_Problem requirements_
Return exactly the lines of the data below, from the one that contains "Output the text content of this document." through the final line, and leave out every picture.

● ● ● ●

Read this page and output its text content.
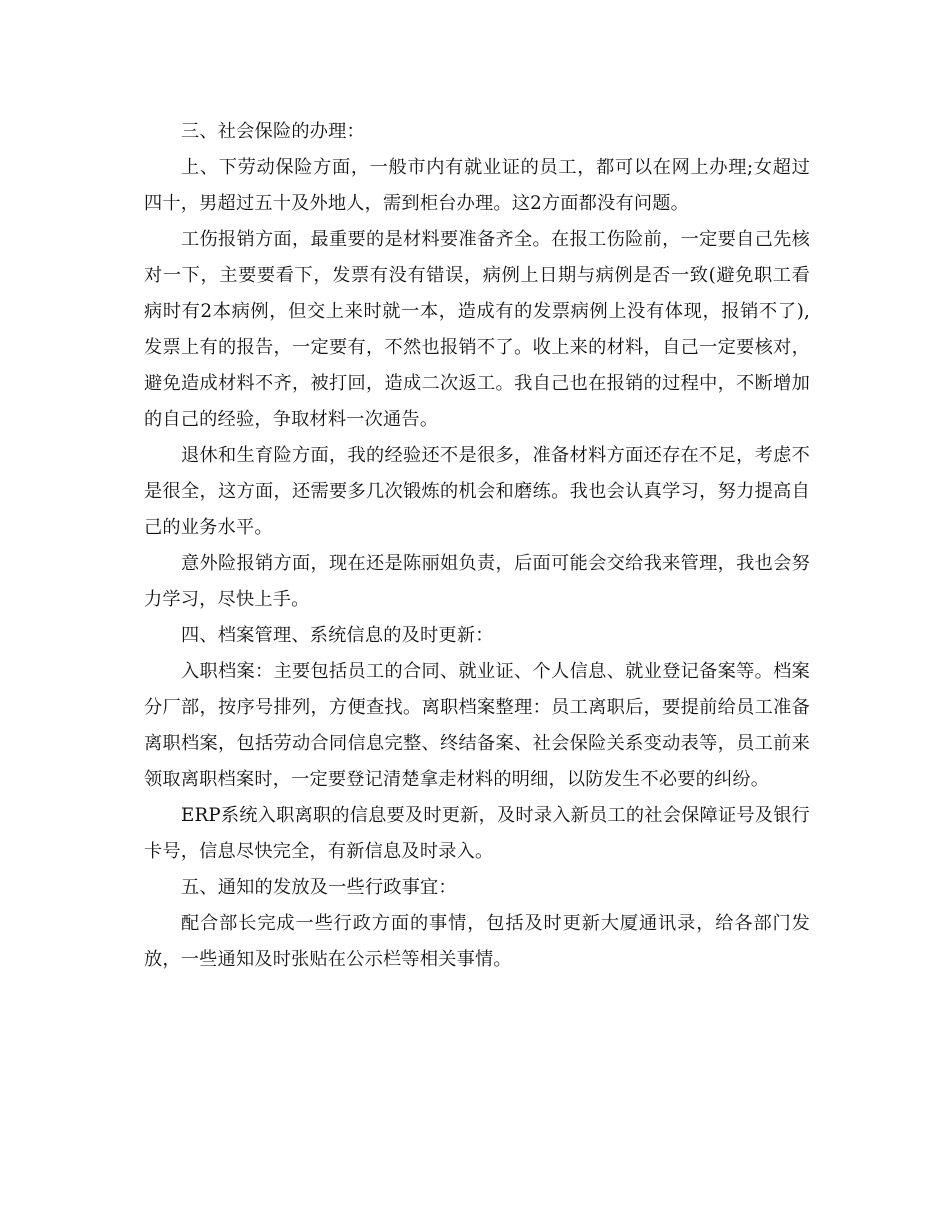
三、社会保险的办理：

上、下劳动保险方面，一般市内有就业证的员工，都可以在网上办理;女超过四十，男超过五十及外地人，需到柜台办理。这2方面都没有问题。

工伤报销方面，最重要的是材料要准备齐全。在报工伤险前，一定要自己先核对一下，主要要看下，发票有没有错误，病例上日期与病例是否一致(避免职工看病时有2本病例，但交上来时就一本，造成有的发票病例上没有体现，报销不了),发票上有的报告，一定要有，不然也报销不了。收上来的材料，自己一定要核对，避免造成材料不齐，被打回，造成二次返工。我自己也在报销的过程中，不断增加的自己的经验，争取材料一次通告。

退休和生育险方面，我的经验还不是很多，准备材料方面还存在不足，考虑不是很全，这方面，还需要多几次锻炼的机会和磨练。我也会认真学习，努力提高自己的业务水平。

意外险报销方面，现在还是陈丽姐负责，后面可能会交给我来管理，我也会努力学习，尽快上手。

四、档案管理、系统信息的及时更新：

入职档案：主要包括员工的合同、就业证、个人信息、就业登记备案等。档案分厂部，按序号排列，方便查找。离职档案整理：员工离职后，要提前给员工准备离职档案，包括劳动合同信息完整、终结备案、社会保险关系变动表等，员工前来领取离职档案时，一定要登记清楚拿走材料的明细，以防发生不必要的纠纷。

ERP系统入职离职的信息要及时更新，及时录入新员工的社会保障证号及银行卡号，信息尽快完全，有新信息及时录入。

五、通知的发放及一些行政事宜：

配合部长完成一些行政方面的事情，包括及时更新大厦通讯录，给各部门发放，一些通知及时张贴在公示栏等相关事情。
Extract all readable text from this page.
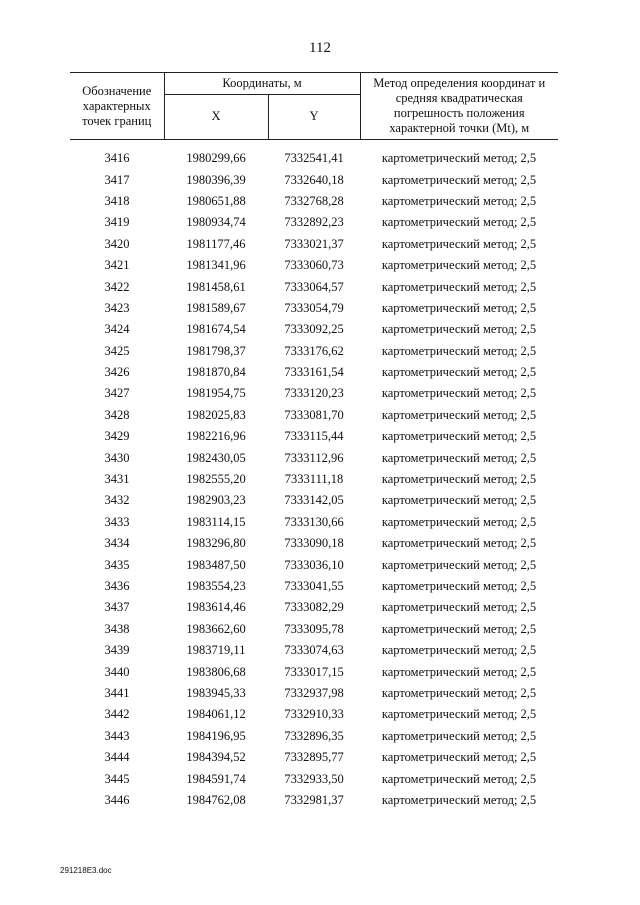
112
Обозначение характерных точек границ	Координаты, м		Метод определения координат и средняя квадратическая погрешность положения характерной точки (Mt), м
	X	Y	

3416	1980299,66	7332541,41	картометрический метод; 2,5
3417	1980396,39	7332640,18	картометрический метод; 2,5
3418	1980651,88	7332768,28	картометрический метод; 2,5
3419	1980934,74	7332892,23	картометрический метод; 2,5
3420	1981177,46	7333021,37	картометрический метод; 2,5
3421	1981341,96	7333060,73	картометрический метод; 2,5
3422	1981458,61	7333064,57	картометрический метод; 2,5
3423	1981589,67	7333054,79	картометрический метод; 2,5
3424	1981674,54	7333092,25	картометрический метод; 2,5
3425	1981798,37	7333176,62	картометрический метод; 2,5
3426	1981870,84	7333161,54	картометрический метод; 2,5
3427	1981954,75	7333120,23	картометрический метод; 2,5
3428	1982025,83	7333081,70	картометрический метод; 2,5
3429	1982216,96	7333115,44	картометрический метод; 2,5
3430	1982430,05	7333112,96	картометрический метод; 2,5
3431	1982555,20	7333111,18	картометрический метод; 2,5
3432	1982903,23	7333142,05	картометрический метод; 2,5
3433	1983114,15	7333130,66	картометрический метод; 2,5
3434	1983296,80	7333090,18	картометрический метод; 2,5
3435	1983487,50	7333036,10	картометрический метод; 2,5
3436	1983554,23	7333041,55	картометрический метод; 2,5
3437	1983614,46	7333082,29	картометрический метод; 2,5
3438	1983662,60	7333095,78	картометрический метод; 2,5
3439	1983719,11	7333074,63	картометрический метод; 2,5
3440	1983806,68	7333017,15	картометрический метод; 2,5
3441	1983945,33	7332937,98	картометрический метод; 2,5
3442	1984061,12	7332910,33	картометрический метод; 2,5
3443	1984196,95	7332896,35	картометрический метод; 2,5
3444	1984394,52	7332895,77	картометрический метод; 2,5
3445	1984591,74	7332933,50	картометрический метод; 2,5
3446	1984762,08	7332981,37	картометрический метод; 2,5
291218E3.doc
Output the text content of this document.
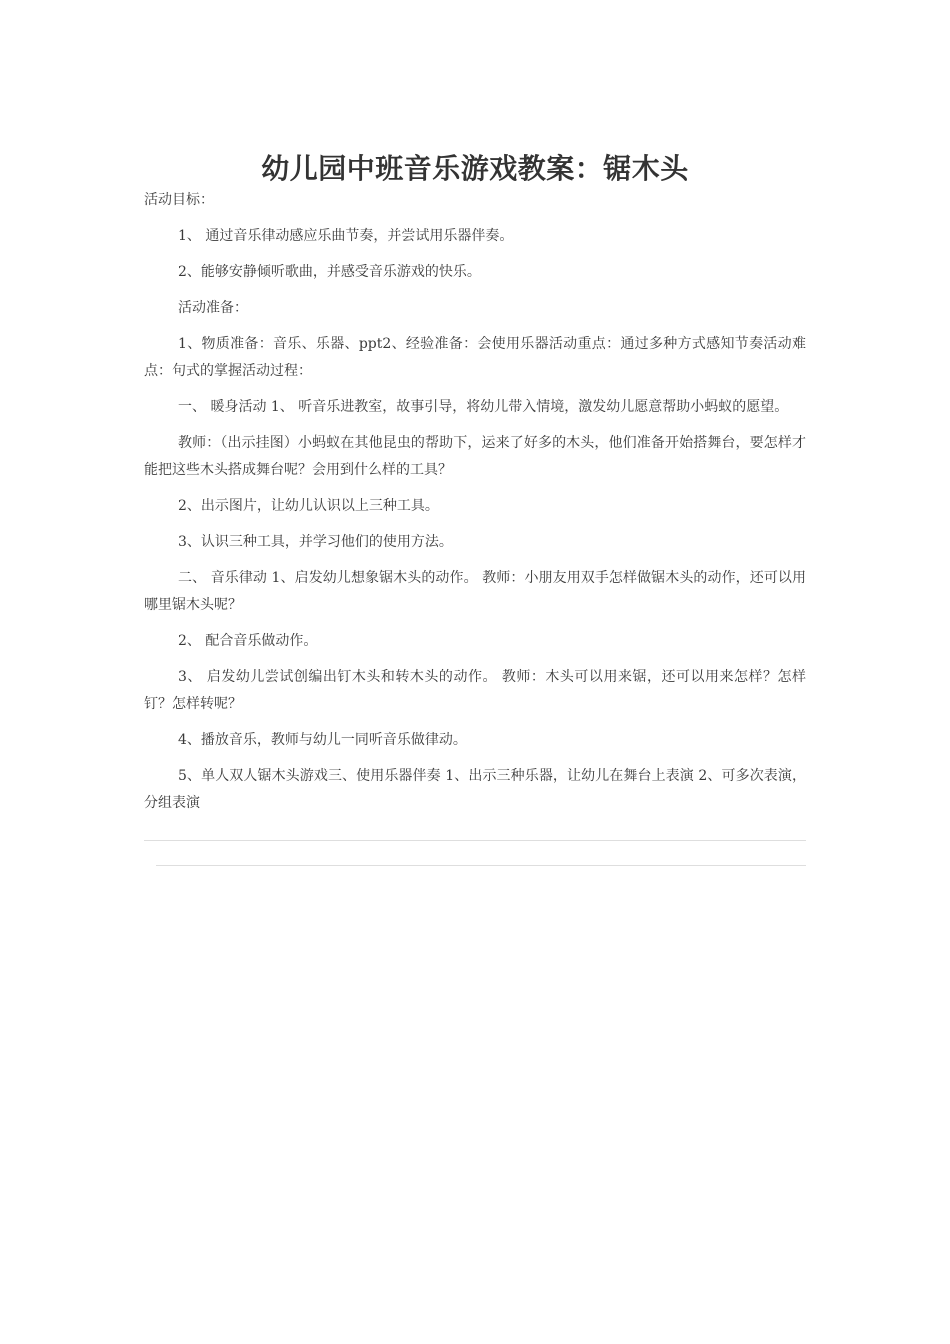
幼儿园中班音乐游戏教案：锯木头

活动目标：

1、 通过音乐律动感应乐曲节奏，并尝试用乐器伴奏。

2、能够安静倾听歌曲，并感受音乐游戏的快乐。

活动准备：

1、物质准备：音乐、乐器、ppt2、经验准备：会使用乐器活动重点：通过多种方式感知节奏活动难点：句式的掌握活动过程：

一、 暖身活动 1、 听音乐进教室，故事引导，将幼儿带入情境，激发幼儿愿意帮助小蚂蚁的愿望。

教师：（出示挂图）小蚂蚁在其他昆虫的帮助下，运来了好多的木头，他们准备开始搭舞台，要怎样才能把这些木头搭成舞台呢？会用到什么样的工具？

2、出示图片，让幼儿认识以上三种工具。

3、认识三种工具，并学习他们的使用方法。

二、 音乐律动 1、启发幼儿想象锯木头的动作。 教师：小朋友用双手怎样做锯木头的动作，还可以用哪里锯木头呢？

2、 配合音乐做动作。

3、 启发幼儿尝试创编出钉木头和转木头的动作。 教师：木头可以用来锯，还可以用来怎样？怎样钉？怎样转呢？

4、播放音乐，教师与幼儿一同听音乐做律动。

5、单人双人锯木头游戏三、使用乐器伴奏 1、出示三种乐器，让幼儿在舞台上表演 2、可多次表演，分组表演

● ● ● ●

_Exercise response_
Output the text content of this document.
幼儿园中班音乐游戏教案：锯木头

活动目标：

1、 通过音乐律动感应乐曲节奏，并尝试用乐器伴奏。

2、能够安静倾听歌曲，并感受音乐游戏的快乐。

活动准备：

1、物质准备：音乐、乐器、ppt2、经验准备：会使用乐器活动重点：通过多种方式感知节奏活动难点：句式的掌握活动过程：

一、 暖身活动 1、 听音乐进教室，故事引导，将幼儿带入情境，激发幼儿愿意帮助小蚂蚁的愿望。

教师：（出示挂图）小蚂蚁在其他昆虫的帮助下，运来了好多的木头，他们准备开始搭舞台，要怎样才能把这些木头搭成舞台呢？会用到什么样的工具？

2、出示图片，让幼儿认识以上三种工具。

3、认识三种工具，并学习他们的使用方法。

二、 音乐律动 1、启发幼儿想象锯木头的动作。 教师：小朋友用双手怎样做锯木头的动作，还可以用哪里锯木头呢？

2、 配合音乐做动作。

3、 启发幼儿尝试创编出钉木头和转木头的动作。 教师：木头可以用来锯，还可以用来怎样？怎样钉？怎样转呢？

4、播放音乐，教师与幼儿一同听音乐做律动。

5、单人双人锯木头游戏三、使用乐器伴奏 1、出示三种乐器，让幼儿在舞台上表演 2、可多次表演，分组表演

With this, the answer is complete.